__WORK REQUIRED__:
All of the records below must be output exactly, with no pictures carried over.

__DATA TO USE__:
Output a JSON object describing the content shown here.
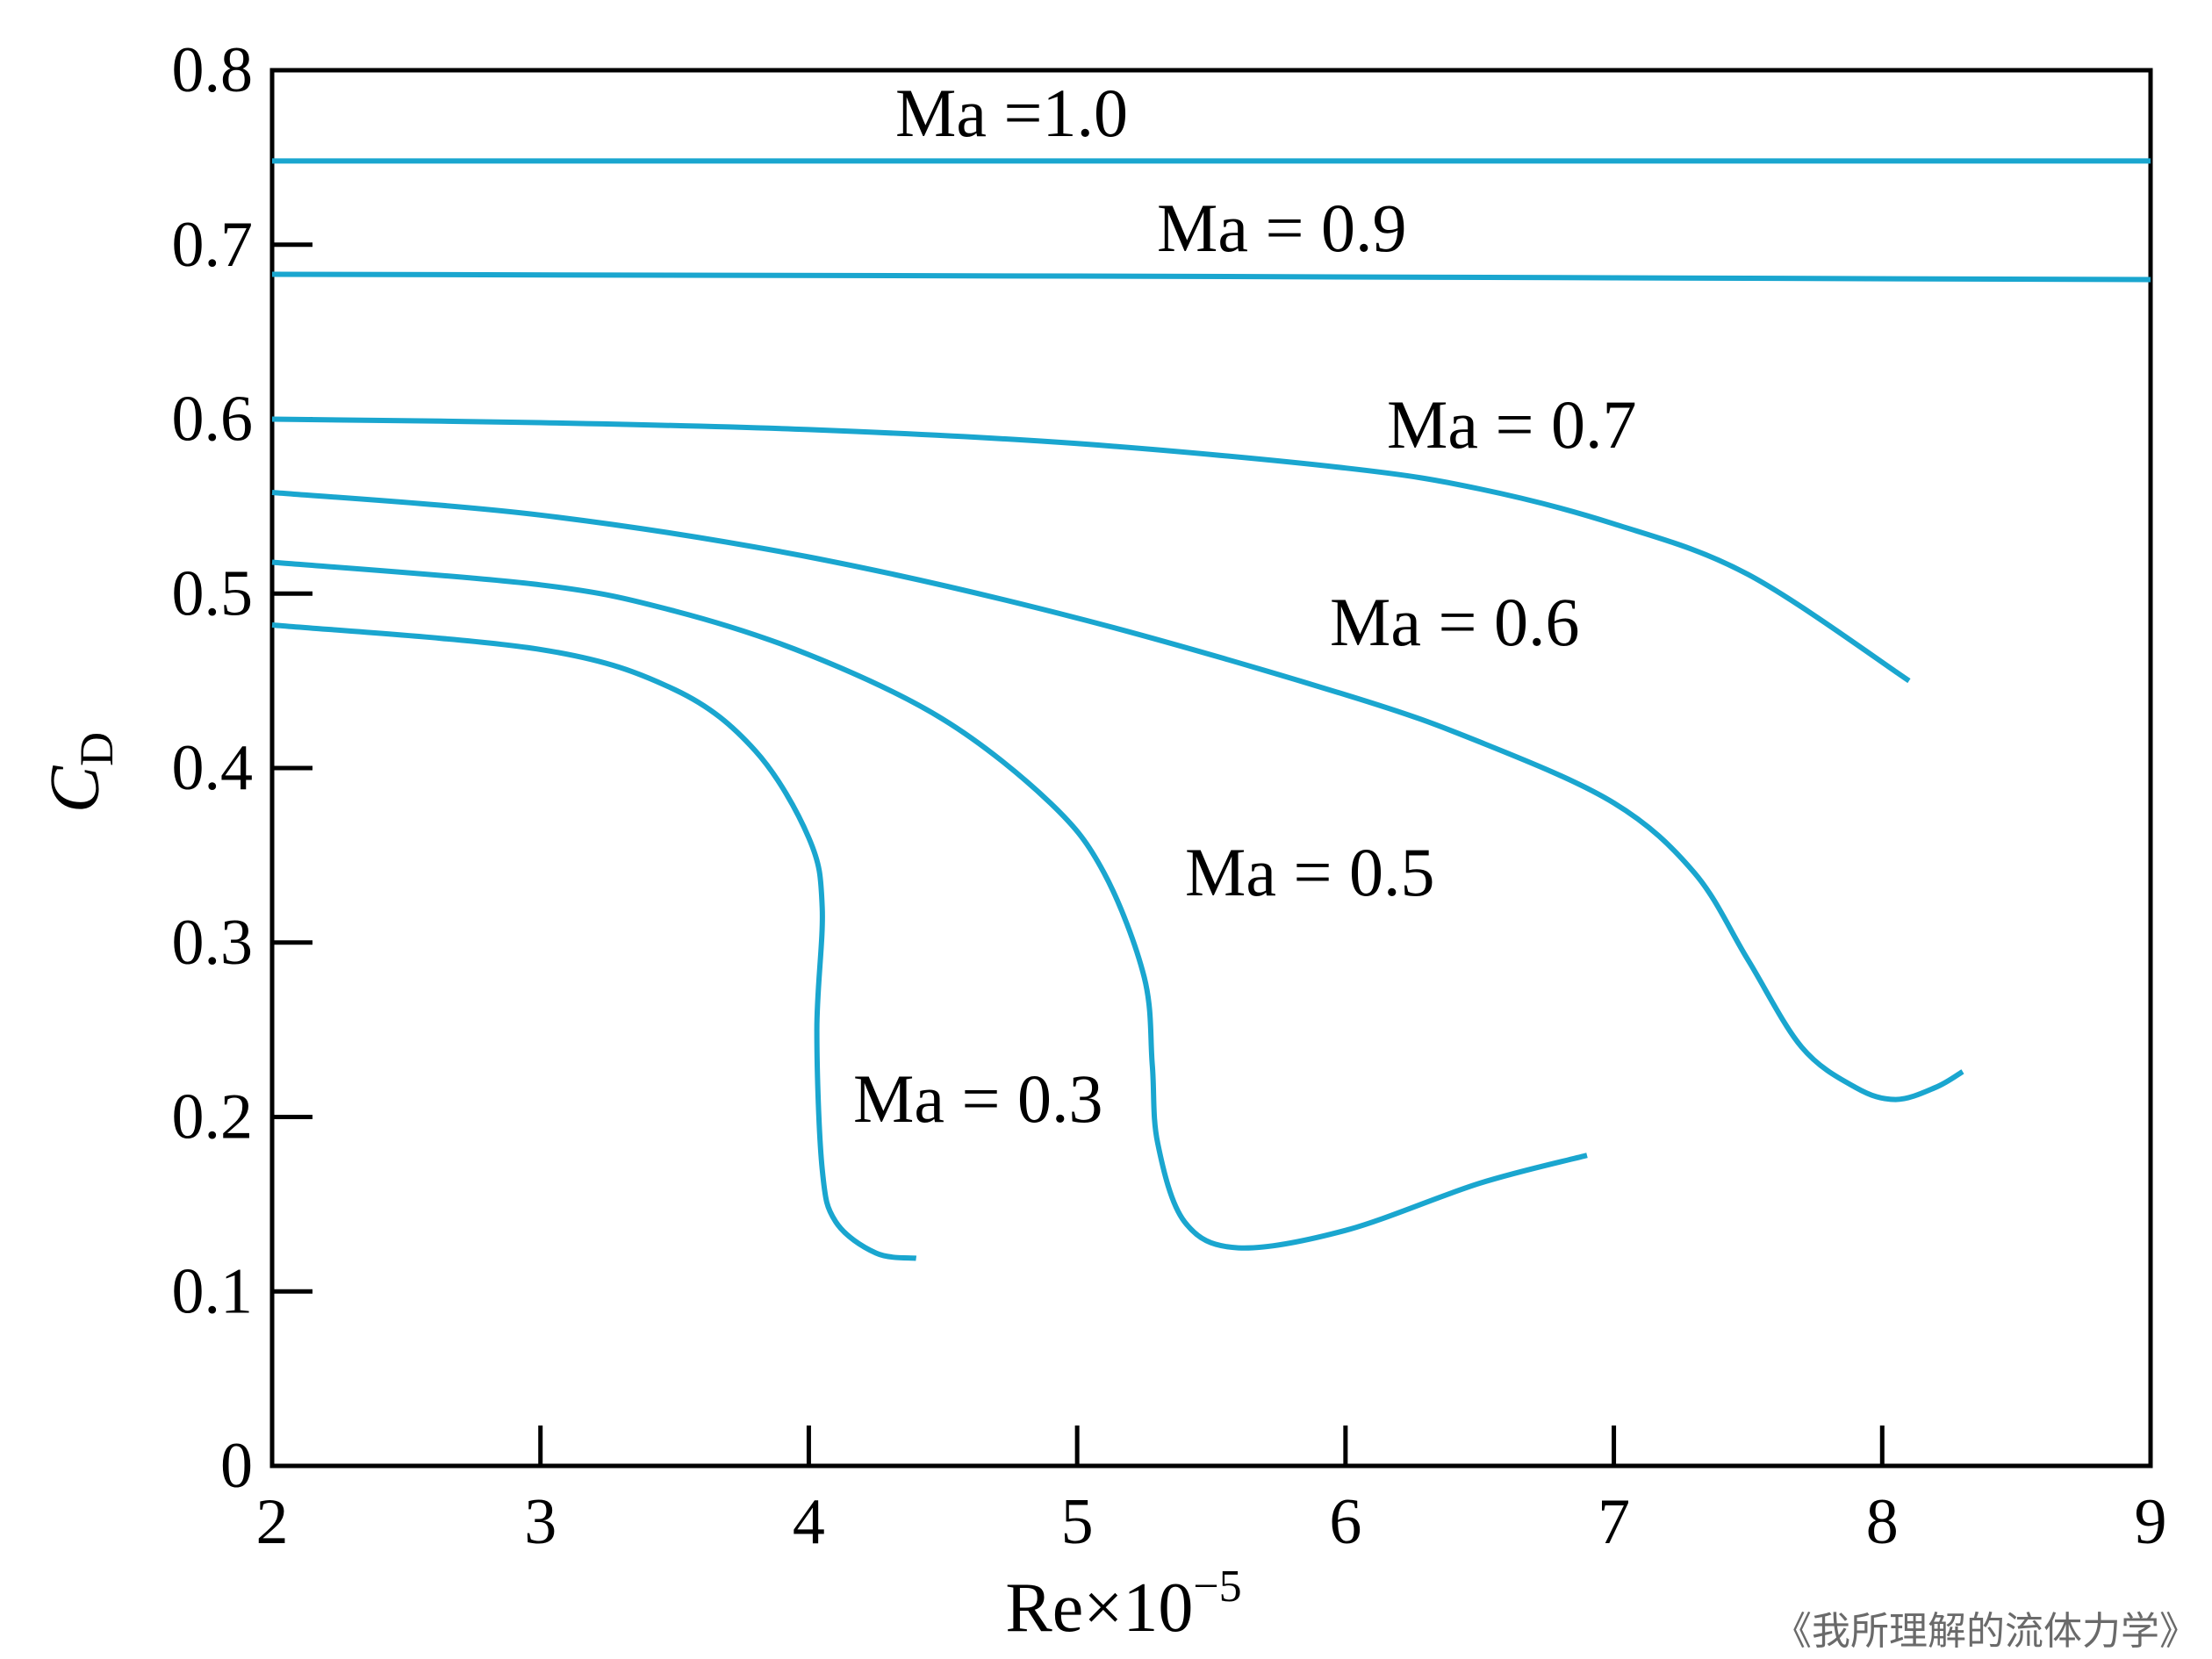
{
  "chart_data": {
    "type": "line",
    "xlabel": {
      "base": "Re×10",
      "exponent": "−5"
    },
    "ylabel": {
      "base": "C",
      "subscript": "D"
    },
    "xlim": [
      2,
      9
    ],
    "ylim": [
      0,
      0.8
    ],
    "xticks": [
      "2",
      "3",
      "4",
      "5",
      "6",
      "7",
      "8",
      "9"
    ],
    "yticks": [
      "0",
      "0.1",
      "0.2",
      "0.3",
      "0.4",
      "0.5",
      "0.6",
      "0.7",
      "0.8"
    ],
    "grid": false,
    "legend": "none (series labeled inline)",
    "line_color": "#1aa6cf",
    "series": [
      {
        "name": "Ma =1.0",
        "points": [
          [
            2.0,
            0.748
          ],
          [
            9.0,
            0.748
          ]
        ]
      },
      {
        "name": "Ma = 0.9",
        "points": [
          [
            2.0,
            0.683
          ],
          [
            5.0,
            0.682
          ],
          [
            7.0,
            0.681
          ],
          [
            9.0,
            0.68
          ]
        ]
      },
      {
        "name": "Ma = 0.7",
        "points": [
          [
            2.0,
            0.6
          ],
          [
            3.0,
            0.598
          ],
          [
            4.0,
            0.594
          ],
          [
            5.0,
            0.586
          ],
          [
            6.0,
            0.572
          ],
          [
            6.5,
            0.56
          ],
          [
            7.0,
            0.54
          ],
          [
            7.5,
            0.511
          ],
          [
            8.1,
            0.45
          ]
        ]
      },
      {
        "name": "Ma = 0.6",
        "points": [
          [
            2.0,
            0.558
          ],
          [
            3.0,
            0.545
          ],
          [
            4.0,
            0.521
          ],
          [
            5.0,
            0.486
          ],
          [
            6.0,
            0.442
          ],
          [
            6.5,
            0.415
          ],
          [
            7.0,
            0.38
          ],
          [
            7.3,
            0.34
          ],
          [
            7.5,
            0.29
          ],
          [
            7.7,
            0.24
          ],
          [
            7.9,
            0.217
          ],
          [
            8.05,
            0.21
          ],
          [
            8.2,
            0.217
          ],
          [
            8.3,
            0.226
          ]
        ]
      },
      {
        "name": "Ma = 0.5",
        "points": [
          [
            2.0,
            0.518
          ],
          [
            3.0,
            0.505
          ],
          [
            3.5,
            0.49
          ],
          [
            4.0,
            0.465
          ],
          [
            4.5,
            0.428
          ],
          [
            4.9,
            0.38
          ],
          [
            5.1,
            0.34
          ],
          [
            5.25,
            0.28
          ],
          [
            5.28,
            0.23
          ],
          [
            5.3,
            0.185
          ],
          [
            5.4,
            0.14
          ],
          [
            5.6,
            0.125
          ],
          [
            6.0,
            0.135
          ],
          [
            6.5,
            0.162
          ],
          [
            6.9,
            0.178
          ]
        ]
      },
      {
        "name": "Ma = 0.3",
        "points": [
          [
            2.0,
            0.482
          ],
          [
            3.0,
            0.468
          ],
          [
            3.5,
            0.445
          ],
          [
            3.8,
            0.41
          ],
          [
            4.0,
            0.36
          ],
          [
            4.05,
            0.32
          ],
          [
            4.03,
            0.25
          ],
          [
            4.05,
            0.17
          ],
          [
            4.1,
            0.14
          ],
          [
            4.25,
            0.122
          ],
          [
            4.4,
            0.119
          ]
        ]
      }
    ]
  },
  "watermark": "《我所理解的流体力学》"
}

__RESPONSE TO THE EXERCISE__:
Output a JSON object describing the content shown here.
{
  "chart_data": {
    "type": "line",
    "xlabel": {
      "base": "Re×10",
      "exponent": "−5"
    },
    "ylabel": {
      "base": "C",
      "subscript": "D"
    },
    "xlim": [
      2,
      9
    ],
    "ylim": [
      0,
      0.8
    ],
    "xticks": [
      "2",
      "3",
      "4",
      "5",
      "6",
      "7",
      "8",
      "9"
    ],
    "yticks": [
      "0",
      "0.1",
      "0.2",
      "0.3",
      "0.4",
      "0.5",
      "0.6",
      "0.7",
      "0.8"
    ],
    "grid": false,
    "legend": "none (series labeled inline)",
    "line_color": "#1aa6cf",
    "series": [
      {
        "name": "Ma =1.0",
        "points": [
          [
            2.0,
            0.748
          ],
          [
            9.0,
            0.748
          ]
        ]
      },
      {
        "name": "Ma = 0.9",
        "points": [
          [
            2.0,
            0.683
          ],
          [
            5.0,
            0.682
          ],
          [
            7.0,
            0.681
          ],
          [
            9.0,
            0.68
          ]
        ]
      },
      {
        "name": "Ma = 0.7",
        "points": [
          [
            2.0,
            0.6
          ],
          [
            3.0,
            0.598
          ],
          [
            4.0,
            0.594
          ],
          [
            5.0,
            0.586
          ],
          [
            6.0,
            0.572
          ],
          [
            6.5,
            0.56
          ],
          [
            7.0,
            0.54
          ],
          [
            7.5,
            0.511
          ],
          [
            8.1,
            0.45
          ]
        ]
      },
      {
        "name": "Ma = 0.6",
        "points": [
          [
            2.0,
            0.558
          ],
          [
            3.0,
            0.545
          ],
          [
            4.0,
            0.521
          ],
          [
            5.0,
            0.486
          ],
          [
            6.0,
            0.442
          ],
          [
            6.5,
            0.415
          ],
          [
            7.0,
            0.38
          ],
          [
            7.3,
            0.34
          ],
          [
            7.5,
            0.29
          ],
          [
            7.7,
            0.24
          ],
          [
            7.9,
            0.217
          ],
          [
            8.05,
            0.21
          ],
          [
            8.2,
            0.217
          ],
          [
            8.3,
            0.226
          ]
        ]
      },
      {
        "name": "Ma = 0.5",
        "points": [
          [
            2.0,
            0.518
          ],
          [
            3.0,
            0.505
          ],
          [
            3.5,
            0.49
          ],
          [
            4.0,
            0.465
          ],
          [
            4.5,
            0.428
          ],
          [
            4.9,
            0.38
          ],
          [
            5.1,
            0.34
          ],
          [
            5.25,
            0.28
          ],
          [
            5.28,
            0.23
          ],
          [
            5.3,
            0.185
          ],
          [
            5.4,
            0.14
          ],
          [
            5.6,
            0.125
          ],
          [
            6.0,
            0.135
          ],
          [
            6.5,
            0.162
          ],
          [
            6.9,
            0.178
          ]
        ]
      },
      {
        "name": "Ma = 0.3",
        "points": [
          [
            2.0,
            0.482
          ],
          [
            3.0,
            0.468
          ],
          [
            3.5,
            0.445
          ],
          [
            3.8,
            0.41
          ],
          [
            4.0,
            0.36
          ],
          [
            4.05,
            0.32
          ],
          [
            4.03,
            0.25
          ],
          [
            4.05,
            0.17
          ],
          [
            4.1,
            0.14
          ],
          [
            4.25,
            0.122
          ],
          [
            4.4,
            0.119
          ]
        ]
      }
    ]
  },
  "watermark": "《我所理解的流体力学》"
}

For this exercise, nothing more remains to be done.